Data items:
++++++++
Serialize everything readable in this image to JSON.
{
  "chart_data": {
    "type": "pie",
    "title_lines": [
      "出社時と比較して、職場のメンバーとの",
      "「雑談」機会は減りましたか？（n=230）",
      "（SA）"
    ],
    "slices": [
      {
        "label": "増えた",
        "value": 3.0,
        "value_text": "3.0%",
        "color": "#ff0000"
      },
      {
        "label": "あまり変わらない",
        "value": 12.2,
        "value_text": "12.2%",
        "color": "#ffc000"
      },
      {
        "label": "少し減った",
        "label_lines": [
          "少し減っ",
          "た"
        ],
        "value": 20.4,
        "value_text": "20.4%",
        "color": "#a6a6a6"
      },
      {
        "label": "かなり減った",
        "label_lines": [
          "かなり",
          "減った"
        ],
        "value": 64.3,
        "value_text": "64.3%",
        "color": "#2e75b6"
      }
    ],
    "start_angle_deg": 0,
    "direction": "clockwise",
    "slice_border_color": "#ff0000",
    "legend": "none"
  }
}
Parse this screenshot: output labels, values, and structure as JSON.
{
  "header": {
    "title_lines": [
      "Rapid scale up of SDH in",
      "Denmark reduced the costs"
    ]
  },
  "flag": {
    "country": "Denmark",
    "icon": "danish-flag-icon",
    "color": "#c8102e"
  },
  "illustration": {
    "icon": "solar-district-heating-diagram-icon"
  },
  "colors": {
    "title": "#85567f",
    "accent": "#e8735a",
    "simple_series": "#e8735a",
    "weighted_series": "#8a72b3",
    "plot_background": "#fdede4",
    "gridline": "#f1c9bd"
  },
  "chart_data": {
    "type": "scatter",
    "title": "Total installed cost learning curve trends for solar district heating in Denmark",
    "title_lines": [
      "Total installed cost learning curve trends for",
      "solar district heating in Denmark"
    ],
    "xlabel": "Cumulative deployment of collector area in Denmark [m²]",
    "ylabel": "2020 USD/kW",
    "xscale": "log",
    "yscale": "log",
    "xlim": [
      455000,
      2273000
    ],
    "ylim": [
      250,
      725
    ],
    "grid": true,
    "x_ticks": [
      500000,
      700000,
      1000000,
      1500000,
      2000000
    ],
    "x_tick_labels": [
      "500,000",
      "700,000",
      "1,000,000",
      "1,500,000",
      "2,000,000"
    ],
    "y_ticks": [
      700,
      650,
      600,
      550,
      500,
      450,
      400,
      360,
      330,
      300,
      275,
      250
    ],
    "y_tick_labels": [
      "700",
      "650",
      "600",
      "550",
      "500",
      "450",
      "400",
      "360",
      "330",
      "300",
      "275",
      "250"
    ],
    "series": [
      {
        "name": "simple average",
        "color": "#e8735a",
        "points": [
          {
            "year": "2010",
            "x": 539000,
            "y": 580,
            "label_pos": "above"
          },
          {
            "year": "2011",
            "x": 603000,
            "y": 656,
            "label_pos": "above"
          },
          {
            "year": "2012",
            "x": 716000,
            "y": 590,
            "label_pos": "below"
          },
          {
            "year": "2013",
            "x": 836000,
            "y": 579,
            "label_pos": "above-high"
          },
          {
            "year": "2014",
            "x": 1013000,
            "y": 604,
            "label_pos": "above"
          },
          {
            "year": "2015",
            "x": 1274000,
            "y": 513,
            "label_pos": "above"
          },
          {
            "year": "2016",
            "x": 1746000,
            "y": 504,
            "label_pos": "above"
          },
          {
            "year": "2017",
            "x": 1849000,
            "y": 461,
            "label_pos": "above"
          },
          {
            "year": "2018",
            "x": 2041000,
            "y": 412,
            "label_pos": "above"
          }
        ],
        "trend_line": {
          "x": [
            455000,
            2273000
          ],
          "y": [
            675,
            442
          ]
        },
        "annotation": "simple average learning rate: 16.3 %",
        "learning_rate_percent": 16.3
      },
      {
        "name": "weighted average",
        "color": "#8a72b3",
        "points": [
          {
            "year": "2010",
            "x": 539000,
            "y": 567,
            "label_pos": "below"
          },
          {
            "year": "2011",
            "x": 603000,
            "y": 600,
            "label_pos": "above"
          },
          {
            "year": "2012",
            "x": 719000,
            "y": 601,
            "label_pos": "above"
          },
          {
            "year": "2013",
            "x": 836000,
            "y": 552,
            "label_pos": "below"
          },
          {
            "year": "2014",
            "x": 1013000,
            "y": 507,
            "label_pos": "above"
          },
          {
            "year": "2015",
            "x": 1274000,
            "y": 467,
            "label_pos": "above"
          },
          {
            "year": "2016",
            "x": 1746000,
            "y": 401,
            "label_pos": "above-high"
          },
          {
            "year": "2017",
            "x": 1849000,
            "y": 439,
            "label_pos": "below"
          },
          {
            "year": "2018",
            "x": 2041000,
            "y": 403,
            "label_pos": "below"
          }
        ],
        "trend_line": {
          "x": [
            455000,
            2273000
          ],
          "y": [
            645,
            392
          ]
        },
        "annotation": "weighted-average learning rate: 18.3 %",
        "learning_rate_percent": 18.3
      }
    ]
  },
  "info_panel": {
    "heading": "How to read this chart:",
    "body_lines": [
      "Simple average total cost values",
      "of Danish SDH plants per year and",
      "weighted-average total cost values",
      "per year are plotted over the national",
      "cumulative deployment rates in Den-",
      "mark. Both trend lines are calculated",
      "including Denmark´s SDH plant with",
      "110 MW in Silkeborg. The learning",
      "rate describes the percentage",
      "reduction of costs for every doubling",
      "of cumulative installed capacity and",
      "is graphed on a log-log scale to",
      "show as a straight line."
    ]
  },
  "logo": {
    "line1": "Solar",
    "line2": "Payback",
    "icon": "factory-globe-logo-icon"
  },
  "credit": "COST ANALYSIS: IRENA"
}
++++++++
Count how many lines include the string "trends". Nothing but the number is needed.

● **Final result**
2